● WHAT YOU WILL DO
Print out each entry below exactly, please.

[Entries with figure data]
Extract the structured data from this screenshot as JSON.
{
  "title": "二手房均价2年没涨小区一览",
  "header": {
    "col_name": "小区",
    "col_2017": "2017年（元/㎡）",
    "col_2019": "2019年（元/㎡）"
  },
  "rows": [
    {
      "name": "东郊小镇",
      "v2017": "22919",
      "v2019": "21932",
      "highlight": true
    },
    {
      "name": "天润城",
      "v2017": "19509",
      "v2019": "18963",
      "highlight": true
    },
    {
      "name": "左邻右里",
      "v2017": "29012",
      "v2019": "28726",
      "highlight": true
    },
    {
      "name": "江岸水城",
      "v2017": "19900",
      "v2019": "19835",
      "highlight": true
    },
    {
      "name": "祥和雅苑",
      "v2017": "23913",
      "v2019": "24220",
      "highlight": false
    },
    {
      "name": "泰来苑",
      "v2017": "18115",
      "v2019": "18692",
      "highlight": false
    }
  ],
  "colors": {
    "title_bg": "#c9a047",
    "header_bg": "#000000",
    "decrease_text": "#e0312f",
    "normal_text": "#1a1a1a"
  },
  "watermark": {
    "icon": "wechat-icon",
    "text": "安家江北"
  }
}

● RESPONSE TO THIS TASK
Extract the structured data from this screenshot as JSON.
{
  "title": "二手房均价2年没涨小区一览",
  "header": {
    "col_name": "小区",
    "col_2017": "2017年（元/㎡）",
    "col_2019": "2019年（元/㎡）"
  },
  "rows": [
    {
      "name": "东郊小镇",
      "v2017": "22919",
      "v2019": "21932",
      "highlight": true
    },
    {
      "name": "天润城",
      "v2017": "19509",
      "v2019": "18963",
      "highlight": true
    },
    {
      "name": "左邻右里",
      "v2017": "29012",
      "v2019": "28726",
      "highlight": true
    },
    {
      "name": "江岸水城",
      "v2017": "19900",
      "v2019": "19835",
      "highlight": true
    },
    {
      "name": "祥和雅苑",
      "v2017": "23913",
      "v2019": "24220",
      "highlight": false
    },
    {
      "name": "泰来苑",
      "v2017": "18115",
      "v2019": "18692",
      "highlight": false
    }
  ],
  "colors": {
    "title_bg": "#c9a047",
    "header_bg": "#000000",
    "decrease_text": "#e0312f",
    "normal_text": "#1a1a1a"
  },
  "watermark": {
    "icon": "wechat-icon",
    "text": "安家江北"
  }
}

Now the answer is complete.